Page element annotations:
»»
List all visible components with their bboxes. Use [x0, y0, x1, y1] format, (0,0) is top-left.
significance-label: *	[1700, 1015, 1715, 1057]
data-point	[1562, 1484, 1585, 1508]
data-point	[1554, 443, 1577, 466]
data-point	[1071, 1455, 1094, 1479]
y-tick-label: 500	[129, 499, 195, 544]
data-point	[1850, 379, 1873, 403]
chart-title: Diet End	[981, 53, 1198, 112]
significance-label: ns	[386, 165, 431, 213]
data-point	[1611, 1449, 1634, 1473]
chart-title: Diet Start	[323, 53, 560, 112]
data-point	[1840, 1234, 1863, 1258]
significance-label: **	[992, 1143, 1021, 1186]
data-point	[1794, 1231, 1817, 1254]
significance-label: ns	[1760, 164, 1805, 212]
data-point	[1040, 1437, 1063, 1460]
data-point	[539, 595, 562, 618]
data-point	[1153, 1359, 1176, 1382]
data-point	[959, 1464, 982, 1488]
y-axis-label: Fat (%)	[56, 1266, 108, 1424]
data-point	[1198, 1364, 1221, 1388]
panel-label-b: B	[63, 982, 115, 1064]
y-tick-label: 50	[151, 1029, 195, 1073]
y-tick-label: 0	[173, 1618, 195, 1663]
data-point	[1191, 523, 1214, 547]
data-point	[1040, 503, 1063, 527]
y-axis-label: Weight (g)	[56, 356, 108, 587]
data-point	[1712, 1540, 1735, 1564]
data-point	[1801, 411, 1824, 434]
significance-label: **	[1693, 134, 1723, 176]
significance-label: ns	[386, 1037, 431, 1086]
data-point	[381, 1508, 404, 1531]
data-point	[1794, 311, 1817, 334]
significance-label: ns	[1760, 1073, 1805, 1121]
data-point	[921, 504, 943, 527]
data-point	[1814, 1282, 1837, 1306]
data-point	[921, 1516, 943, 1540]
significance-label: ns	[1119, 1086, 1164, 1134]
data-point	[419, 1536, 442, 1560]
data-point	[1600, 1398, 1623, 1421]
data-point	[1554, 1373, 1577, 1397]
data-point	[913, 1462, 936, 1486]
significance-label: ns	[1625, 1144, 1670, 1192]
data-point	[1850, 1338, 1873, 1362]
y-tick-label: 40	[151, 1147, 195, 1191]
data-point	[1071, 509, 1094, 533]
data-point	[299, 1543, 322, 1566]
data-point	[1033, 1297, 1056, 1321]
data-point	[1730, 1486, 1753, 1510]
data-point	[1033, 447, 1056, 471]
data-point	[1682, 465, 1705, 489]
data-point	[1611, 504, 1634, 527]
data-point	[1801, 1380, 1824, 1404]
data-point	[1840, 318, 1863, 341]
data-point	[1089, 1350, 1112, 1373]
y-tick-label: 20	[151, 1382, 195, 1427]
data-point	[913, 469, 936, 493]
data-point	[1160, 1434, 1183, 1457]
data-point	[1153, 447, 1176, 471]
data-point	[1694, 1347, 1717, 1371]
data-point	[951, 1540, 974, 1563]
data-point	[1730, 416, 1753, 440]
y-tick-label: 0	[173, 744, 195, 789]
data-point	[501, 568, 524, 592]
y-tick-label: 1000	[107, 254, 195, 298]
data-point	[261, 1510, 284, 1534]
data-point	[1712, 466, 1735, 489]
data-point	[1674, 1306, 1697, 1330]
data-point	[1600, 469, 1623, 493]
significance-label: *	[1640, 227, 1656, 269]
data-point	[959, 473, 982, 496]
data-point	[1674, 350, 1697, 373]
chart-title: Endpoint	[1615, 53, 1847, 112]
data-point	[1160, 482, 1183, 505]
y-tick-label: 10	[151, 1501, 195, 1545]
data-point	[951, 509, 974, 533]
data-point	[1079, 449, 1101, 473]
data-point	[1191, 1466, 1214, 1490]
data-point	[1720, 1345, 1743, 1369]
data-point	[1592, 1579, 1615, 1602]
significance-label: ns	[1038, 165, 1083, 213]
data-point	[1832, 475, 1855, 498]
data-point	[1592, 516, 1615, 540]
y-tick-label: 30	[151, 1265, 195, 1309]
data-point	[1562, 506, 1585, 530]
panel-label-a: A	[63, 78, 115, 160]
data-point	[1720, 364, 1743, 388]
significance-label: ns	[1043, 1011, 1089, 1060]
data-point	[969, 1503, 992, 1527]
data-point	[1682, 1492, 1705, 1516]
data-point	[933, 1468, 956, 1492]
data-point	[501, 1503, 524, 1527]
««
▸ **EXERCISE DESCRIPTION**:
Rewrite the material from its first line through the line containing "499, 195, 544]", replacing "data-point" with "marker" and leaving everything else unchanged.

▸ **RESULT OF THE TASK**:
List all visible components with their bboxes. Use [x0, y0, x1, y1] format, (0,0) is top-left.
significance-label: *	[1700, 1015, 1715, 1057]
marker	[1562, 1484, 1585, 1508]
marker	[1554, 443, 1577, 466]
marker	[1071, 1455, 1094, 1479]
y-tick-label: 500	[129, 499, 195, 544]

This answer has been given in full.